§ SUPPLIED PASSAGE:
====

SHELOMO DEPIERA

(1340s–after 1417)

The first seventy years of the fourteenth century, according to Haim Schirmann, marked a low point in the history of Hebrew poetry in Spain. Things began to stir again only with the appearance on the scene of a group of Saragossan poets who called themselves, among other names, ‘Adat Nognim (The Minstrels’ Circle). The senior and perhaps most important member of the group was Shelomo DePiera. Born sometime between 1340 and 1350, in Catalonia, Shelomo seems to have been a distant relative of Meshullam DePiera, possibly his great-grandson or great-great-grandson. For much of his life he worked for one of the community’s most distinguished families, the Ben Lavis. In sharp contrast to members of the materialistic Jewish upper class at the time, Don Shelomo Ben Lavi turned his attention to cultural matters, and in many ways he was the driving force behind this late Saragossan renaissance. In addition to writing work of their own, Don Shelomo, his son Benveniste, and some of his grandsons supported Hebrew scholars, funded translations of scholarly works into Hebrew, and employed the period’s most prominent poet—Shelomo DePiera—as a Hebrew secretary and tutor in the Ben Lavi household. DePiera’s curriculum naturally included verse, and it seems that gifted friends of the Ben Lavi children also studied the art with his group. At least two of DePiera’s students (Vidal Benveniste and Yosef Ben Lavi—Don Shelomo’s grandson) went on to write serious poetry. In time, as DePiera became known as an important cultural figure, various aspiring poets began sending him work and soliciting his opinion.

====

§ PARTS OF THE EXERCISE:
a: Answer these from the passage on Shelomo DePiera:
(i) According to Haim Schirmann, which period marked a low point in the history of Hebrew poetry in Spain?
(ii) Which of DePiera's students was Don Shelomo's grandson?
(iii) In which family's household did DePiera work as a Hebrew secretary and tutor?
b: Decide whether each statement agrees with the passage on Shelomo DePiera, and quote the words that decide it:
(i) DePiera was born in Catalonia.
(ii) Don Shelomo Ben Lavi shared the materialistic outlook of the Jewish upper class of his time.
(iii) The Saragossan poets called themselves only by the name ‘Adat Nognim.
The records have no connection to the passage on Shelomo DePiera.

====

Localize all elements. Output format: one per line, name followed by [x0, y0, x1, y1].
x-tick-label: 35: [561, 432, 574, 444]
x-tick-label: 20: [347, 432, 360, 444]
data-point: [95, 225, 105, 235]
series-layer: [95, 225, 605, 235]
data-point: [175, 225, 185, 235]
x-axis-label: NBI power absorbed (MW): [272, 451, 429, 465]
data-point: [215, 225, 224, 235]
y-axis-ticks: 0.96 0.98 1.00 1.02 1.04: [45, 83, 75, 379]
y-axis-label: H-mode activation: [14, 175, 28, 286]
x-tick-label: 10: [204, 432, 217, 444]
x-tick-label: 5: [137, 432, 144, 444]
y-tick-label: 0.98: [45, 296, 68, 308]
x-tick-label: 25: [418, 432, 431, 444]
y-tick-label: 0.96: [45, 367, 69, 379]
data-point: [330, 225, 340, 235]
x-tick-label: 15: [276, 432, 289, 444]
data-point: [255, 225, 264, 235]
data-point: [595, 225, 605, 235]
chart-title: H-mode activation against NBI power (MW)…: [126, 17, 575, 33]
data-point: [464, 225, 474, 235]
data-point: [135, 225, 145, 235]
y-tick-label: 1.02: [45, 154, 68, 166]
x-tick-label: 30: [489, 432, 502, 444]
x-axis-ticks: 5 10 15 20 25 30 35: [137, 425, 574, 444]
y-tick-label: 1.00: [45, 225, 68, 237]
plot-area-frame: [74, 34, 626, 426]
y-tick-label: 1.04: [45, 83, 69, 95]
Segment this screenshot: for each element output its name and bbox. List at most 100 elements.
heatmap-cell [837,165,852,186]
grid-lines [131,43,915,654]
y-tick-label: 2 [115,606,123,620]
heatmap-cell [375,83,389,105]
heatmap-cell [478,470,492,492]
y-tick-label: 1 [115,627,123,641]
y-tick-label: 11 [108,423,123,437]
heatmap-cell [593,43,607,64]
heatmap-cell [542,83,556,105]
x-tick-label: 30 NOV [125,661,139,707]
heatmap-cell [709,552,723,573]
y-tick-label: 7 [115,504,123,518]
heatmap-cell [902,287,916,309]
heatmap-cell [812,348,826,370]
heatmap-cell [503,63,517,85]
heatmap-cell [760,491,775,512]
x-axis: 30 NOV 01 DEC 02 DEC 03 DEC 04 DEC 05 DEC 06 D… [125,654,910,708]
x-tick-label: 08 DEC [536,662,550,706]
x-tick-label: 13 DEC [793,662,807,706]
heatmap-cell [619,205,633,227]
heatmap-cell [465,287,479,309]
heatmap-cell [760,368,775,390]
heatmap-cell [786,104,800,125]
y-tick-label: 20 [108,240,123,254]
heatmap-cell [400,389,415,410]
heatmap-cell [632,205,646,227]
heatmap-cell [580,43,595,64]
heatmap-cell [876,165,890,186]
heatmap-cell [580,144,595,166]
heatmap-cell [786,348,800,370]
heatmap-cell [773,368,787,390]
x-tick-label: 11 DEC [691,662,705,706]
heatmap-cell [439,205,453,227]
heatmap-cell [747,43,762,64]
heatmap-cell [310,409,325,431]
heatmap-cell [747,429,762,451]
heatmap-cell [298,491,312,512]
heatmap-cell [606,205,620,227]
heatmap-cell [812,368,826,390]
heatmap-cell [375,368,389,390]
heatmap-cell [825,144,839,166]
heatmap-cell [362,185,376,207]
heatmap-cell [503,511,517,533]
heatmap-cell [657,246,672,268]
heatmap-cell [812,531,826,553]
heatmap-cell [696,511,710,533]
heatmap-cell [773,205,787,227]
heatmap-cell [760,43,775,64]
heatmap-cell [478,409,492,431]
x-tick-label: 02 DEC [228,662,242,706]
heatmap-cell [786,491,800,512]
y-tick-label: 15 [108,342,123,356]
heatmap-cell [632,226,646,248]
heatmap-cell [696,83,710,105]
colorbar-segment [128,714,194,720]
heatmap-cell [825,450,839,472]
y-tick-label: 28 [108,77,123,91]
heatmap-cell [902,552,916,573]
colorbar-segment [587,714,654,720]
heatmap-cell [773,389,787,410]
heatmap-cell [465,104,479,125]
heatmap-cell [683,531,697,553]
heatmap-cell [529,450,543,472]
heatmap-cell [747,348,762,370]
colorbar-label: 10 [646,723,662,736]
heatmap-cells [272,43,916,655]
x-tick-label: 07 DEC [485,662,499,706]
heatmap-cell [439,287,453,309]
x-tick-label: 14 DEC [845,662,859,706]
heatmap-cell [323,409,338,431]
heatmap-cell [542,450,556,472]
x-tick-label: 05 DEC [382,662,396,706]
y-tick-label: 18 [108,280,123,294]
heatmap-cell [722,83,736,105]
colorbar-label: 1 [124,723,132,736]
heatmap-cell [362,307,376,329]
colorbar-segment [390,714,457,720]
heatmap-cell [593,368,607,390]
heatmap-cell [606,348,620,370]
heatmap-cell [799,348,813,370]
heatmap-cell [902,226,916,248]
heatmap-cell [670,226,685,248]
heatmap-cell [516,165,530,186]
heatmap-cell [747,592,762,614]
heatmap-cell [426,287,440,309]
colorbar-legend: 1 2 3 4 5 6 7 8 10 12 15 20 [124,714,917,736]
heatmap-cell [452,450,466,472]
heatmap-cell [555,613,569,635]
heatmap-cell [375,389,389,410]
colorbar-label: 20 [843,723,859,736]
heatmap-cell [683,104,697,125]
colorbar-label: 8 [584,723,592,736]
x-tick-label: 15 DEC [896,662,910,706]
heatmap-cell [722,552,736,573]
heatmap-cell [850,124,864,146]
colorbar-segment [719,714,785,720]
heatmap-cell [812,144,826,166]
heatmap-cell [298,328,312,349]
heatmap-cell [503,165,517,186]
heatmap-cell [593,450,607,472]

====

§ WRITTEN RESPONSES:
a:
(i) The first seventy years of the fourteenth century.
(ii) Yosef Ben Lavi.
(iii) The Ben Lavi family.

b:
(i) Yes: "Born sometime between 1340 and 1350, in Catalonia"
(ii) No: "In sharp contrast to members of the materialistic Jewish upper class at the time, Don Shelomo Ben Lavi turned his attention to cultural matters"
(iii) No: "who called themselves, among other names, ‘Adat Nognim (The Minstrels’ Circle)"